§ What is needed
Count the rows below that contain the string "data", with uppercase and lowercase letters treated as different, and reply with the number alone.

◇ ◇ ◇ ◇ ◇

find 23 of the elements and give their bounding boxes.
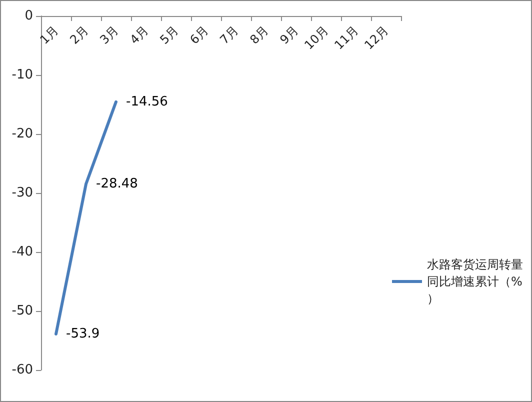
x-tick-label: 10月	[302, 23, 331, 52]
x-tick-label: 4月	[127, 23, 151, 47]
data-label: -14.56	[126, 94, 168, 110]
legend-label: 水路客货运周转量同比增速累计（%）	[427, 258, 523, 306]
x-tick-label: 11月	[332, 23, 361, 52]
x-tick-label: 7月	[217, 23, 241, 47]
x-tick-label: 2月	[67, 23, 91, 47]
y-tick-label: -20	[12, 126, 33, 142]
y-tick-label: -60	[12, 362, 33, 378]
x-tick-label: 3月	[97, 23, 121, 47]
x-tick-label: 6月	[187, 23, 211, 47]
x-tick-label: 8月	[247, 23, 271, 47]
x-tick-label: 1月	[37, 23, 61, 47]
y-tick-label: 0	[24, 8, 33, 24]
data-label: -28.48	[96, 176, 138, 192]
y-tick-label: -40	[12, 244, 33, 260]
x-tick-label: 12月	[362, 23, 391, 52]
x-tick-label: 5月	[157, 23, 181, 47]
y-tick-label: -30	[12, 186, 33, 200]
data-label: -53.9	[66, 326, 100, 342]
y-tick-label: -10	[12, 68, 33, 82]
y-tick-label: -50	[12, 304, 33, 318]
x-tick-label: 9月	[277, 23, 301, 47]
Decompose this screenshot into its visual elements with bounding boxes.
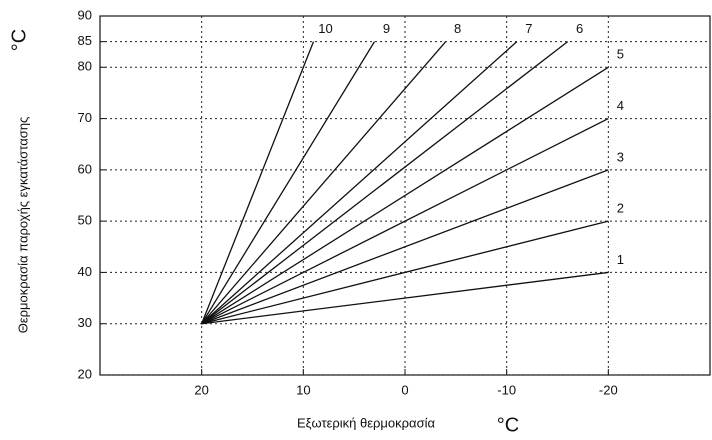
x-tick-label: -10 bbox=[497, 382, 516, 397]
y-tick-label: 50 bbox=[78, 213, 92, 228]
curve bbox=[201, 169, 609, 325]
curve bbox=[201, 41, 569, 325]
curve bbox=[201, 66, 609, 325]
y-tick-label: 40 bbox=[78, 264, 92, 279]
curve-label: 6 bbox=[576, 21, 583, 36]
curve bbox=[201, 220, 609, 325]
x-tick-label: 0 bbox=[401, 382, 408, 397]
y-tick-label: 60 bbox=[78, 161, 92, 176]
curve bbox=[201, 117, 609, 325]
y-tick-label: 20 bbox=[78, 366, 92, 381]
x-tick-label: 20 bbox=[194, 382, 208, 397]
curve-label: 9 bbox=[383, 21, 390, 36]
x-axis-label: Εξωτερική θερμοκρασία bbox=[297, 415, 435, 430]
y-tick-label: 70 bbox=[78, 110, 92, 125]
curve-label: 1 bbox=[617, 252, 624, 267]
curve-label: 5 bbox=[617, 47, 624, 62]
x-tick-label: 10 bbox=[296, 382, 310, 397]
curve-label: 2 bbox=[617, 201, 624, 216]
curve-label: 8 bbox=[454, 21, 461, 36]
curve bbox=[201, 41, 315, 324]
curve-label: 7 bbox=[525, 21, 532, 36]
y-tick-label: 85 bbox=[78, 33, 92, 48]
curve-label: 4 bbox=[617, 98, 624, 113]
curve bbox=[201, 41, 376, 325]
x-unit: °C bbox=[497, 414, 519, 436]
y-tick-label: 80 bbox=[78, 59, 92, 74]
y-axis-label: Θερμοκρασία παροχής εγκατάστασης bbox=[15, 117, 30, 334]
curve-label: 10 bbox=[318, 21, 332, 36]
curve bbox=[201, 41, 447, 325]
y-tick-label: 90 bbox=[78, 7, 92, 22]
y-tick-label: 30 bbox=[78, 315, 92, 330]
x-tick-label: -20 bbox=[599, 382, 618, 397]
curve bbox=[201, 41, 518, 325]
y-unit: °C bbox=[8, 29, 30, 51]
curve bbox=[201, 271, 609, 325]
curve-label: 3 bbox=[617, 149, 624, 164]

◇ ◇ ◇ ◇ ◇

§ Result of this exercise
3